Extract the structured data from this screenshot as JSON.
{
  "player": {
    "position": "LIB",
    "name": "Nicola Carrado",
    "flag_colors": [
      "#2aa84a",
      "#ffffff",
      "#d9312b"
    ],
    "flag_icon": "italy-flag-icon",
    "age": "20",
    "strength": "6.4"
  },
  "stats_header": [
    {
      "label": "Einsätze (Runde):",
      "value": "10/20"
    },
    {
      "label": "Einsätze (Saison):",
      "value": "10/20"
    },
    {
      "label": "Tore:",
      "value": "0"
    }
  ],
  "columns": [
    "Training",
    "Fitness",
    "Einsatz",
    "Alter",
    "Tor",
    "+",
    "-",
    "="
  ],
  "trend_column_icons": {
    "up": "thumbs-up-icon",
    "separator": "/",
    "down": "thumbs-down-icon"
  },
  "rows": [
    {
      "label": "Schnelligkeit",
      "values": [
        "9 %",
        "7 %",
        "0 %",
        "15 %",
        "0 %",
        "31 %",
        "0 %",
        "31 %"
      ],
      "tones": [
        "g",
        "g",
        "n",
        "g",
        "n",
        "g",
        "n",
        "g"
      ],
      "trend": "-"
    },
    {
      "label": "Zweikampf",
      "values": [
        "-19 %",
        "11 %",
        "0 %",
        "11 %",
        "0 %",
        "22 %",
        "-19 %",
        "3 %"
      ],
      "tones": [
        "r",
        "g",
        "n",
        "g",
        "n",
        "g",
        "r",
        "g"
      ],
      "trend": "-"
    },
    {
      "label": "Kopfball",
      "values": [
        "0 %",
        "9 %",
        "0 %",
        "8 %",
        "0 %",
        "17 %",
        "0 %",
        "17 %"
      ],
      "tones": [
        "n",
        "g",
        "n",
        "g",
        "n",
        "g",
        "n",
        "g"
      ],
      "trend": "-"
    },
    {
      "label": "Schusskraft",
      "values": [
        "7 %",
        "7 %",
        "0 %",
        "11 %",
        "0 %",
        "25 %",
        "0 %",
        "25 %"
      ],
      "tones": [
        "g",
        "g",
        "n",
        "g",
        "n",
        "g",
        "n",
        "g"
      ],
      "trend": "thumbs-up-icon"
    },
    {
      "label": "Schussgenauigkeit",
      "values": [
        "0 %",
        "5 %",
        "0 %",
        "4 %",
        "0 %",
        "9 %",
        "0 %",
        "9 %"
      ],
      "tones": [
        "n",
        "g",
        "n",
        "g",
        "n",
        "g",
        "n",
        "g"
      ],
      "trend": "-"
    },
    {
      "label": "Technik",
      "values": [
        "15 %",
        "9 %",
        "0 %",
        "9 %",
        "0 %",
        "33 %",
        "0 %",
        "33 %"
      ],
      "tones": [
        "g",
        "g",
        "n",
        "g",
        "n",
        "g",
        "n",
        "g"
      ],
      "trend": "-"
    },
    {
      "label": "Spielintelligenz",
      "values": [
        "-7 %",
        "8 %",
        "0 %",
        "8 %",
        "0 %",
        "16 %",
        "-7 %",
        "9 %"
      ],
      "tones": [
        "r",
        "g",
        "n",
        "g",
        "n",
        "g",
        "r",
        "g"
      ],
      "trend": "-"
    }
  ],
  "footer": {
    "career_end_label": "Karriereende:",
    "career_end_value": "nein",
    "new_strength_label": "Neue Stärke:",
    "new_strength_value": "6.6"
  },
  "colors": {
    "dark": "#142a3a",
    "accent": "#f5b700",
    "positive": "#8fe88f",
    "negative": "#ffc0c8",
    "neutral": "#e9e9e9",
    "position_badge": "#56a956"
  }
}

• WHAT NEEDS TO BE DONE
Reproduce the entire listing word for word.

• RESULT OF THE TASK
Extract the structured data from this screenshot as JSON.
{
  "player": {
    "position": "LIB",
    "name": "Nicola Carrado",
    "flag_colors": [
      "#2aa84a",
      "#ffffff",
      "#d9312b"
    ],
    "flag_icon": "italy-flag-icon",
    "age": "20",
    "strength": "6.4"
  },
  "stats_header": [
    {
      "label": "Einsätze (Runde):",
      "value": "10/20"
    },
    {
      "label": "Einsätze (Saison):",
      "value": "10/20"
    },
    {
      "label": "Tore:",
      "value": "0"
    }
  ],
  "columns": [
    "Training",
    "Fitness",
    "Einsatz",
    "Alter",
    "Tor",
    "+",
    "-",
    "="
  ],
  "trend_column_icons": {
    "up": "thumbs-up-icon",
    "separator": "/",
    "down": "thumbs-down-icon"
  },
  "rows": [
    {
      "label": "Schnelligkeit",
      "values": [
        "9 %",
        "7 %",
        "0 %",
        "15 %",
        "0 %",
        "31 %",
        "0 %",
        "31 %"
      ],
      "tones": [
        "g",
        "g",
        "n",
        "g",
        "n",
        "g",
        "n",
        "g"
      ],
      "trend": "-"
    },
    {
      "label": "Zweikampf",
      "values": [
        "-19 %",
        "11 %",
        "0 %",
        "11 %",
        "0 %",
        "22 %",
        "-19 %",
        "3 %"
      ],
      "tones": [
        "r",
        "g",
        "n",
        "g",
        "n",
        "g",
        "r",
        "g"
      ],
      "trend": "-"
    },
    {
      "label": "Kopfball",
      "values": [
        "0 %",
        "9 %",
        "0 %",
        "8 %",
        "0 %",
        "17 %",
        "0 %",
        "17 %"
      ],
      "tones": [
        "n",
        "g",
        "n",
        "g",
        "n",
        "g",
        "n",
        "g"
      ],
      "trend": "-"
    },
    {
      "label": "Schusskraft",
      "values": [
        "7 %",
        "7 %",
        "0 %",
        "11 %",
        "0 %",
        "25 %",
        "0 %",
        "25 %"
      ],
      "tones": [
        "g",
        "g",
        "n",
        "g",
        "n",
        "g",
        "n",
        "g"
      ],
      "trend": "thumbs-up-icon"
    },
    {
      "label": "Schussgenauigkeit",
      "values": [
        "0 %",
        "5 %",
        "0 %",
        "4 %",
        "0 %",
        "9 %",
        "0 %",
        "9 %"
      ],
      "tones": [
        "n",
        "g",
        "n",
        "g",
        "n",
        "g",
        "n",
        "g"
      ],
      "trend": "-"
    },
    {
      "label": "Technik",
      "values": [
        "15 %",
        "9 %",
        "0 %",
        "9 %",
        "0 %",
        "33 %",
        "0 %",
        "33 %"
      ],
      "tones": [
        "g",
        "g",
        "n",
        "g",
        "n",
        "g",
        "n",
        "g"
      ],
      "trend": "-"
    },
    {
      "label": "Spielintelligenz",
      "values": [
        "-7 %",
        "8 %",
        "0 %",
        "8 %",
        "0 %",
        "16 %",
        "-7 %",
        "9 %"
      ],
      "tones": [
        "r",
        "g",
        "n",
        "g",
        "n",
        "g",
        "r",
        "g"
      ],
      "trend": "-"
    }
  ],
  "footer": {
    "career_end_label": "Karriereende:",
    "career_end_value": "nein",
    "new_strength_label": "Neue Stärke:",
    "new_strength_value": "6.6"
  },
  "colors": {
    "dark": "#142a3a",
    "accent": "#f5b700",
    "positive": "#8fe88f",
    "negative": "#ffc0c8",
    "neutral": "#e9e9e9",
    "position_badge": "#56a956"
  }
}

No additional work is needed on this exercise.